I often think about this in sermon preparation. In an article on preaching one teacher proposes that preachers try to help hearers see how these ancient stories offer a lens, a perspective that helps people make sense of some of the ordinary or mundane things that make up most of our lives. I do appreciate this preaching professor’s advice; I read this article routinely to keep his advice in mind in this work.

I wonder what word these Greeks were hoping to hear from Jesus this day they ask for an audience. What cares do they bring? What are they hoping Jesus will do or say? Upon reading this story some might find Jesus’ behaviour off-putting. John does not indicate that Jesus met with them; in fact this event is recorded as his last public appearance. John tells us that after this Jesus “departed and hid from them.” (John 12:36)

And then there is this litany of pronouncements that explodes from our Lord’s lips upon hearing that these Greeks would like to see him. He takes their request as a signal that his “hour” has come; speaks of how only through dying will the seed bear much fruit; of hating life as the path to keeping it; of his soul in turmoil; on the horizon he sees an event that will change everything in the cosmic structure of the world; of being “glorified” and being “lifted up.” John gives us the interpretation; “he said this to indicate the kind of death he was to die.” (John 12:33) I have no idea what these Greeks wanted him to speak about but I doubt that it was about a litany of sayings regarding his impending death and discipleship entailing the hating of this life. Do we want to hear this from Jesus?

I have often noted with you that the cross of Jesus Christ is the prism through which the gospel views everything. And it is for this reason that our Lord was pointing people to his coming death. It is clear that he thinks this is why he came among as a human being. We may want him to talk with us about all manner of things, he points us to the cross—to his dying for our sakes. Is it possible that there is a more profound need that he can discern but we cannot? Is it possible that the conquering of sin and death at the cross has an encompassing impact for all these other needs that we perceive? Is it possible that economic crisis has more to do with what Jesus identifies as human sin that with financial systems and currency exchanges? Jesus indicates as much as he responds to the request of these Greeks for an audience.

Ever since the event of the transfiguration Jesus has been pointedly telling his followers that he is headed for trouble, opposition and death. The cross is presented to us in the gospels as the pivotal event of human history. But we want economic well-being, happy relationships, health, coping strategies and so on. Jesus knows all these things and insists that he go to the cross and that we go there with him; “where I am, there will my servant be also.” (John 12:26)

The cross of Jesus Christ isn’t merely a nasty bit in the Jesus story that we grin and bear so we can get past it to Easter and then go merrily on way living as “people of resurrection.” The resurrection of Jesus is the vindication of the cross assuring us that what he accomplished in his death for our sakes is certain. Since Jesus believes his “lifting up” pivotal for us then we can be assured that whatever burdens we bring there is something here at the cross for us.

LISTED RECORDS:
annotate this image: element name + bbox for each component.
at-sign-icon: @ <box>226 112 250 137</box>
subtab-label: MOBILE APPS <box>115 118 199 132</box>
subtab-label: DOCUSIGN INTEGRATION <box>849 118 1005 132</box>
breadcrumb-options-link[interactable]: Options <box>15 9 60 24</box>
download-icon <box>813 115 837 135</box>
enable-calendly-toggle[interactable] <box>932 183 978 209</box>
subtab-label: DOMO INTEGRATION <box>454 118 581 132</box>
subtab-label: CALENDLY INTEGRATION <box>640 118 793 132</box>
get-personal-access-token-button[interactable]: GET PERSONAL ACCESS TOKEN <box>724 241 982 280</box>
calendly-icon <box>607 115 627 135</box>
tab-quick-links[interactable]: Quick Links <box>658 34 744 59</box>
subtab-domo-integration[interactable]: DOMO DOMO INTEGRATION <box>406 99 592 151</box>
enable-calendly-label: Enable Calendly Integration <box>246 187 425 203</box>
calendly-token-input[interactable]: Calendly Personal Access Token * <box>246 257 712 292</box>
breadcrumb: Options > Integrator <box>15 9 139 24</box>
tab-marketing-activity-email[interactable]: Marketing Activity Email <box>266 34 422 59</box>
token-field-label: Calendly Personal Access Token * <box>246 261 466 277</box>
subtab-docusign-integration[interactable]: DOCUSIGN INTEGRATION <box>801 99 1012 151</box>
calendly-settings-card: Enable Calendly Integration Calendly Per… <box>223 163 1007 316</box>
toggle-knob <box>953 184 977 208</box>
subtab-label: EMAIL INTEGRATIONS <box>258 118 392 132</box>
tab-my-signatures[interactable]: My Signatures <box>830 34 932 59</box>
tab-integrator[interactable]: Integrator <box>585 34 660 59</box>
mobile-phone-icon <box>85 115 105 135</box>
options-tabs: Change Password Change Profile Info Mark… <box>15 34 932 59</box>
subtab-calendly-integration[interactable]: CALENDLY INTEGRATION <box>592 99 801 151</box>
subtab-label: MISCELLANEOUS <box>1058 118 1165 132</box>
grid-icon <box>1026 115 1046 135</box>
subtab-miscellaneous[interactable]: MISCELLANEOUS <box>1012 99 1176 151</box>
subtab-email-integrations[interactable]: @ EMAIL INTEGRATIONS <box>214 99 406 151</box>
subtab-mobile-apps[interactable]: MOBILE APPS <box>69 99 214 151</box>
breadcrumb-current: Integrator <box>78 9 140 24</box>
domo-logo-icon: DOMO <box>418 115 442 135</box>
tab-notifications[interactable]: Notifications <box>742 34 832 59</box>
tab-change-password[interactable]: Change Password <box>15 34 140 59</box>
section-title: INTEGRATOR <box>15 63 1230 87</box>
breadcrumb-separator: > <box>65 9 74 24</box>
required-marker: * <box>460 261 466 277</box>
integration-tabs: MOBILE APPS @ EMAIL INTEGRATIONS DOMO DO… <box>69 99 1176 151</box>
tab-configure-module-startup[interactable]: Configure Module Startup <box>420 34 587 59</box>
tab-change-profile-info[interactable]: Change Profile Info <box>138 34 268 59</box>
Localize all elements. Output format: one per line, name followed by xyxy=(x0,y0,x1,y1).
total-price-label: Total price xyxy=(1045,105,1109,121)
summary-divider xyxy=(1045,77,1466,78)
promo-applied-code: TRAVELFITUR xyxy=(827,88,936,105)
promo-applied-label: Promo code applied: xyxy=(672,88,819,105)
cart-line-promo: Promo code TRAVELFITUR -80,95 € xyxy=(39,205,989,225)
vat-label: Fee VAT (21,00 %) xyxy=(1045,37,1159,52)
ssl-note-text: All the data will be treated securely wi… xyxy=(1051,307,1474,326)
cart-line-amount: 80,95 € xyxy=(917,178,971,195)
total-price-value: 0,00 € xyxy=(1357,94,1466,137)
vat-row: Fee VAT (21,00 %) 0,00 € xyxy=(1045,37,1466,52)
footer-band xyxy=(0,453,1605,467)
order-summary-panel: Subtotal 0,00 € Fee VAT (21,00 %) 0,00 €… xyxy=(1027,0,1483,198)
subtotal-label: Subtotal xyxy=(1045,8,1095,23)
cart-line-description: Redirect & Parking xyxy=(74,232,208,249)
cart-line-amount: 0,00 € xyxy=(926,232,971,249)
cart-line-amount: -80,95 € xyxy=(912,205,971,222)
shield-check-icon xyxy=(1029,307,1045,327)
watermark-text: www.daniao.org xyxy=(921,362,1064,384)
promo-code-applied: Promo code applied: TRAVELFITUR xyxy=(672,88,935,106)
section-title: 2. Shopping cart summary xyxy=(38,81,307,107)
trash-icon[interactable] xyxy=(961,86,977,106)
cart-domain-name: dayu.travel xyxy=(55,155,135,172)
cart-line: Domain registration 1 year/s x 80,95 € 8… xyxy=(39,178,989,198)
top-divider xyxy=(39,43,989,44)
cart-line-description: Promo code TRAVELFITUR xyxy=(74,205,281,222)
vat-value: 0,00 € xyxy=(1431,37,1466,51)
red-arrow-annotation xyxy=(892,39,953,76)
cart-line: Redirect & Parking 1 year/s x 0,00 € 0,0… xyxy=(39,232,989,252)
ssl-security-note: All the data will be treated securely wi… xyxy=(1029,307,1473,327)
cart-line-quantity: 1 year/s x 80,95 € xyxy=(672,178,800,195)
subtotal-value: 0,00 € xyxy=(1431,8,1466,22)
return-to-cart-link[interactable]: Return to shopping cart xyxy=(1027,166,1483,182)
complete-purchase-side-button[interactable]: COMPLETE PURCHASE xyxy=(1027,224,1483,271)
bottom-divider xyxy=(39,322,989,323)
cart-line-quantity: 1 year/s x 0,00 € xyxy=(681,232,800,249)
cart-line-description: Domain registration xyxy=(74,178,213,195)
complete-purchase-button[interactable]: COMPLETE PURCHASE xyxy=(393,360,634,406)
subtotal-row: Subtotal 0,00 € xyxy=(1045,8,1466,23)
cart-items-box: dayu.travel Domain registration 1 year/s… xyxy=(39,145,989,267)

CHALLENGES:
a) Copy the listing without changes, starting at its first line and ending at the line that contains "enable-calendly-toggle[interactable] <box>932 183", with both of those lines included.
b) Continue the sermon about the cross from its final sentence.

ANSWERS FOR THE TASKS:
a)
annotate this image: element name + bbox for each component.
at-sign-icon: @ <box>226 112 250 137</box>
subtab-label: MOBILE APPS <box>115 118 199 132</box>
subtab-label: DOCUSIGN INTEGRATION <box>849 118 1005 132</box>
breadcrumb-options-link[interactable]: Options <box>15 9 60 24</box>
download-icon <box>813 115 837 135</box>
enable-calendly-toggle[interactable] <box>932 183 978 209</box>

b)
1. Who were these Greeks that seek an audience with Jesus and why are they at the temple.
They are most likely what are referred to as “God-fearers.” In the First Century there were Gentiles who were attracted to Judaism but who did not become Jewish converts. They worshipped at local synagogues and some would come to Jerusalem for the festivals including Passover. They would be connected with a Jewish congregation and associated with Jewish people without ever becoming Jews. (We note in the story that they hesitate to go directly to Jesus but approach the disciple Philip who had a Greek name; perhaps unsure if Jesus would receive Gentiles).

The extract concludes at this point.